> **STORED RECORDS**:
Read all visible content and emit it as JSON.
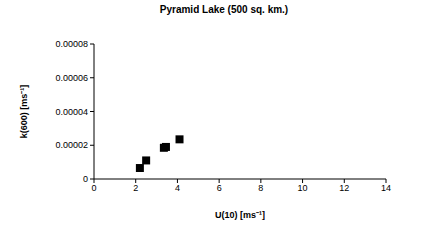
{
  "chart_data": {
    "type": "scatter",
    "title": "Pyramid Lake (500 sq. km.)",
    "x_label": "U(10) [ms⁻¹]",
    "y_label": "k(600) [ms⁻¹]",
    "x": [
      2.2,
      2.5,
      3.35,
      3.45,
      4.1
    ],
    "values": [
      6.5e-06,
      1.1e-05,
      1.85e-05,
      1.9e-05,
      2.35e-05
    ],
    "color": "#000000",
    "marker": "square",
    "xlim": [
      0,
      14
    ],
    "xticks": [
      0,
      2,
      4,
      6,
      8,
      10,
      12,
      14
    ],
    "ylim": [
      0,
      8e-05
    ],
    "yticks": [
      0,
      2e-05,
      4e-05,
      6e-05,
      8e-05
    ],
    "grid": false
  }
}
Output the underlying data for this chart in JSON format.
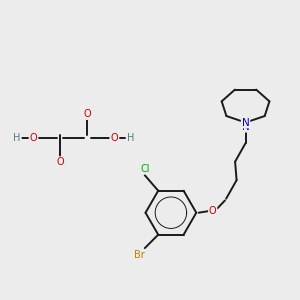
{
  "bg_color": "#ececec",
  "bond_color": "#1a1a1a",
  "bond_lw": 1.4,
  "atom_colors": {
    "N": "#0000cc",
    "O": "#cc0000",
    "Cl": "#00aa00",
    "Br": "#cc7700",
    "H": "#4d8080",
    "C": "#1a1a1a"
  },
  "font_size": 7.0,
  "fig_bg": "#ececec",
  "xlim": [
    0,
    10
  ],
  "ylim": [
    0,
    10
  ]
}
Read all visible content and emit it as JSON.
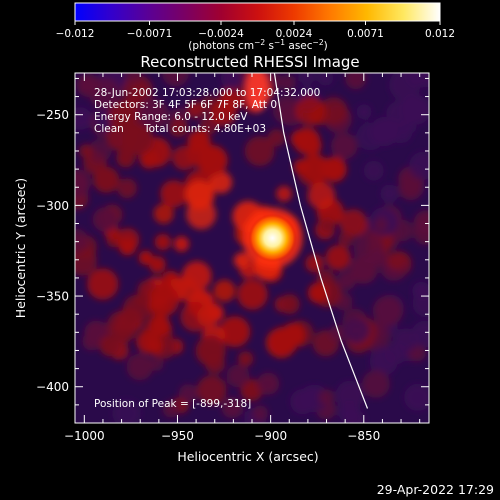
{
  "chart_data": {
    "type": "heatmap",
    "title": "Reconstructed RHESSI Image",
    "xlabel": "Heliocentric X (arcsec)",
    "ylabel": "Heliocentric Y (arcsec)",
    "xlim": [
      -1005,
      -815
    ],
    "ylim": [
      -420,
      -227
    ],
    "x_ticks": [
      -1000,
      -950,
      -900,
      -850
    ],
    "x_tick_labels": [
      "−1000",
      "−950",
      "−900",
      "−850"
    ],
    "y_ticks": [
      -250,
      -300,
      -350,
      -400
    ],
    "y_tick_labels": [
      "−250",
      "−300",
      "−350",
      "−400"
    ],
    "colorbar": {
      "min": -0.012,
      "max": 0.012,
      "ticks": [
        -0.012,
        -0.0071,
        -0.0024,
        0.0024,
        0.0071,
        0.012
      ],
      "tick_labels": [
        "−0.012",
        "−0.0071",
        "−0.0024",
        "0.0024",
        "0.0071",
        "0.012"
      ],
      "unit_base": "(photons cm",
      "unit_exp1": "−2",
      "unit_mid": " s",
      "unit_exp2": "−1",
      "unit_end": " asec",
      "unit_exp3": "−2",
      "unit_close": ")",
      "colormap": [
        "#0000ff",
        "#3300cc",
        "#5a0096",
        "#7a0064",
        "#a00030",
        "#cc1010",
        "#ee3a00",
        "#ff7a00",
        "#ffb800",
        "#ffe860",
        "#ffffff"
      ]
    },
    "peak": {
      "x": -899,
      "y": -318
    },
    "limb_curve": [
      [
        -898,
        -227
      ],
      [
        -893,
        -260
      ],
      [
        -884,
        -300
      ],
      [
        -873,
        -340
      ],
      [
        -862,
        -375
      ],
      [
        -848,
        -412
      ]
    ],
    "grid": false
  },
  "annotations": {
    "line1": "28-Jun-2002 17:03:28.000 to 17:04:32.000",
    "line2": "Detectors: 3F 4F 5F 6F 7F 8F, Att 0",
    "line3": "Energy Range: 6.0 - 12.0 keV",
    "line4_a": "Clean",
    "line4_b": "Total counts: 4.80E+03",
    "peak_text": "Position of Peak = [-899,-318]"
  },
  "footer": {
    "timestamp": "29-Apr-2022 17:29"
  }
}
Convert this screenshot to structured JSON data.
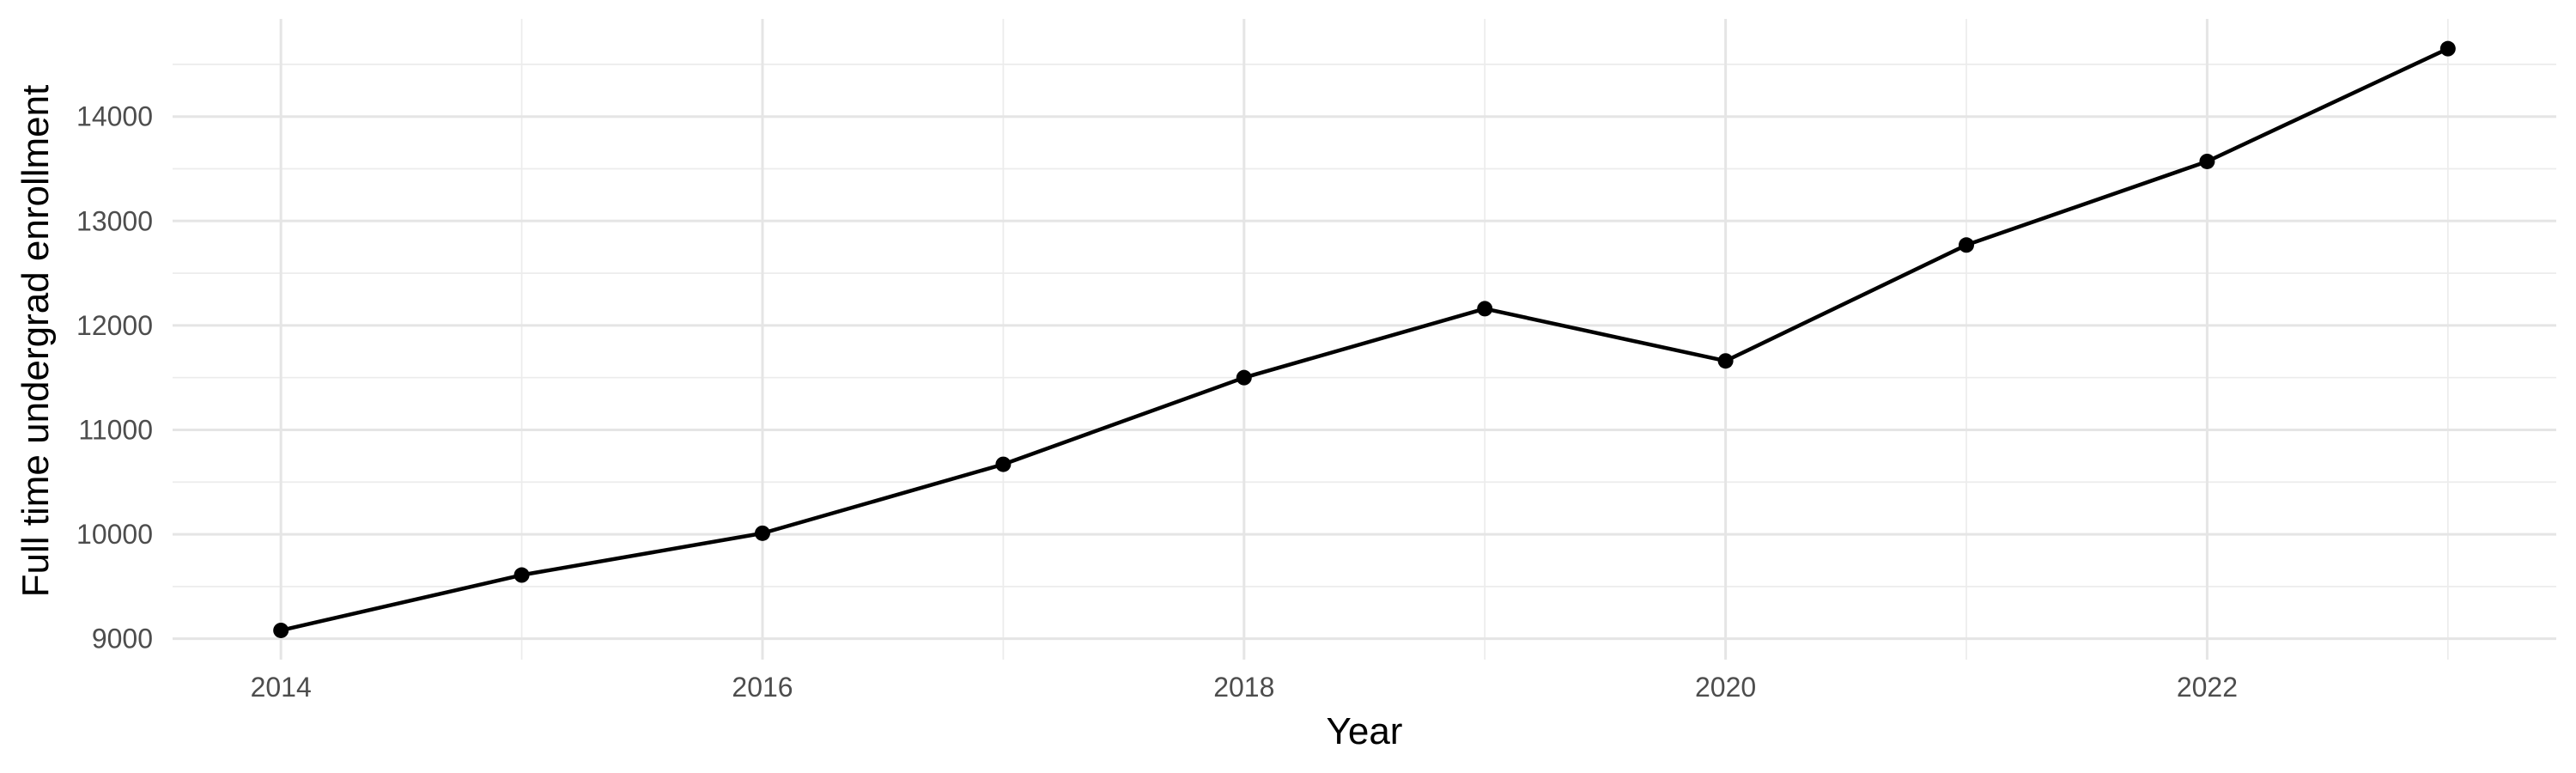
{
  "chart_data": {
    "type": "line",
    "title": "",
    "xlabel": "Year",
    "ylabel": "Full time undergrad enrollment",
    "x": [
      2014,
      2015,
      2016,
      2017,
      2018,
      2019,
      2020,
      2021,
      2022,
      2023
    ],
    "series": [
      {
        "name": "Full time undergrad enrollment",
        "values": [
          9080,
          9610,
          10010,
          10670,
          11500,
          12160,
          11660,
          12770,
          13570,
          14650
        ]
      }
    ],
    "x_major_ticks": [
      2014,
      2016,
      2018,
      2020,
      2022
    ],
    "x_tick_labels": [
      "2014",
      "2016",
      "2018",
      "2020",
      "2022"
    ],
    "x_minor_gridlines": [
      2015,
      2017,
      2019,
      2021,
      2023
    ],
    "y_major_ticks": [
      9000,
      10000,
      11000,
      12000,
      13000,
      14000
    ],
    "y_tick_labels": [
      "9000",
      "10000",
      "11000",
      "12000",
      "13000",
      "14000"
    ],
    "y_minor_gridlines": [
      9500,
      10500,
      11500,
      12500,
      13500,
      14500
    ],
    "xlim": [
      2013.55,
      2023.45
    ],
    "ylim": [
      8800,
      14935
    ],
    "grid": true,
    "legend": false,
    "marker": "filled-circle",
    "colors": {
      "background": "#FFFFFF",
      "grid_major": "#E5E5E5",
      "grid_minor": "#ECECEC",
      "line": "#000000",
      "point": "#000000",
      "tick_label": "#4D4D4D",
      "axis_title": "#000000"
    }
  }
}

> **WHAT IS NEEDED**:
Transcribe the records above exactly, omitting every picture they contain.

> **THE RESULT**:
Read all visible content and emit it as JSON.
{
  "chart_data": {
    "type": "scatter",
    "title": "Pyramid Lake (500 sq. km.)",
    "x_label": "U(10) [ms⁻¹]",
    "y_label": "k(600) [ms⁻¹]",
    "x": [
      2.2,
      2.5,
      3.35,
      3.45,
      4.1
    ],
    "values": [
      6.5e-06,
      1.1e-05,
      1.85e-05,
      1.9e-05,
      2.35e-05
    ],
    "color": "#000000",
    "marker": "square",
    "xlim": [
      0,
      14
    ],
    "xticks": [
      0,
      2,
      4,
      6,
      8,
      10,
      12,
      14
    ],
    "ylim": [
      0,
      8e-05
    ],
    "yticks": [
      0,
      2e-05,
      4e-05,
      6e-05,
      8e-05
    ],
    "grid": false
  }
}
Output the underlying data for this chart in JSON format.
{
  "bg_color": "#ececec",
  "bond_color": "#1a1a1a",
  "bond_lw": 1.4,
  "atom_colors": {
    "N": "#0000cc",
    "O": "#cc0000",
    "Cl": "#00aa00",
    "Br": "#cc7700",
    "H": "#4d8080",
    "C": "#1a1a1a"
  },
  "font_size": 7.0,
  "fig_bg": "#ececec",
  "xlim": [
    0,
    10
  ],
  "ylim": [
    0,
    10
  ]
}
Read all visible content and emit it as JSON.
{
  "chart_data": {
    "type": "heatmap",
    "title": "Reconstructed RHESSI Image",
    "xlabel": "Heliocentric X (arcsec)",
    "ylabel": "Heliocentric Y (arcsec)",
    "xlim": [
      -1005,
      -815
    ],
    "ylim": [
      -420,
      -227
    ],
    "x_ticks": [
      -1000,
      -950,
      -900,
      -850
    ],
    "x_tick_labels": [
      "−1000",
      "−950",
      "−900",
      "−850"
    ],
    "y_ticks": [
      -250,
      -300,
      -350,
      -400
    ],
    "y_tick_labels": [
      "−250",
      "−300",
      "−350",
      "−400"
    ],
    "colorbar": {
      "min": -0.012,
      "max": 0.012,
      "ticks": [
        -0.012,
        -0.0071,
        -0.0024,
        0.0024,
        0.0071,
        0.012
      ],
      "tick_labels": [
        "−0.012",
        "−0.0071",
        "−0.0024",
        "0.0024",
        "0.0071",
        "0.012"
      ],
      "unit_base": "(photons cm",
      "unit_exp1": "−2",
      "unit_mid": " s",
      "unit_exp2": "−1",
      "unit_end": " asec",
      "unit_exp3": "−2",
      "unit_close": ")",
      "colormap": [
        "#0000ff",
        "#3300cc",
        "#5a0096",
        "#7a0064",
        "#a00030",
        "#cc1010",
        "#ee3a00",
        "#ff7a00",
        "#ffb800",
        "#ffe860",
        "#ffffff"
      ]
    },
    "peak": {
      "x": -899,
      "y": -318
    },
    "limb_curve": [
      [
        -898,
        -227
      ],
      [
        -893,
        -260
      ],
      [
        -884,
        -300
      ],
      [
        -873,
        -340
      ],
      [
        -862,
        -375
      ],
      [
        -848,
        -412
      ]
    ],
    "grid": false
  },
  "annotations": {
    "line1": "28-Jun-2002 17:03:28.000 to 17:04:32.000",
    "line2": "Detectors: 3F 4F 5F 6F 7F 8F, Att 0",
    "line3": "Energy Range: 6.0 - 12.0 keV",
    "line4_a": "Clean",
    "line4_b": "Total counts: 4.80E+03",
    "peak_text": "Position of Peak = [-899,-318]"
  },
  "footer": {
    "timestamp": "29-Apr-2022 17:29"
  }
}
Convert this screenshot to structured JSON data.
{
  "chart_data": {
    "type": "line",
    "title": "",
    "xlabel": "Year",
    "ylabel": "Full time undergrad enrollment",
    "x": [
      2014,
      2015,
      2016,
      2017,
      2018,
      2019,
      2020,
      2021,
      2022,
      2023
    ],
    "series": [
      {
        "name": "Full time undergrad enrollment",
        "values": [
          9080,
          9610,
          10010,
          10670,
          11500,
          12160,
          11660,
          12770,
          13570,
          14650
        ]
      }
    ],
    "x_major_ticks": [
      2014,
      2016,
      2018,
      2020,
      2022
    ],
    "x_tick_labels": [
      "2014",
      "2016",
      "2018",
      "2020",
      "2022"
    ],
    "x_minor_gridlines": [
      2015,
      2017,
      2019,
      2021,
      2023
    ],
    "y_major_ticks": [
      9000,
      10000,
      11000,
      12000,
      13000,
      14000
    ],
    "y_tick_labels": [
      "9000",
      "10000",
      "11000",
      "12000",
      "13000",
      "14000"
    ],
    "y_minor_gridlines": [
      9500,
      10500,
      11500,
      12500,
      13500,
      14500
    ],
    "xlim": [
      2013.55,
      2023.45
    ],
    "ylim": [
      8800,
      14935
    ],
    "grid": true,
    "legend": false,
    "marker": "filled-circle",
    "colors": {
      "background": "#FFFFFF",
      "grid_major": "#E5E5E5",
      "grid_minor": "#ECECEC",
      "line": "#000000",
      "point": "#000000",
      "tick_label": "#4D4D4D",
      "axis_title": "#000000"
    }
  }
}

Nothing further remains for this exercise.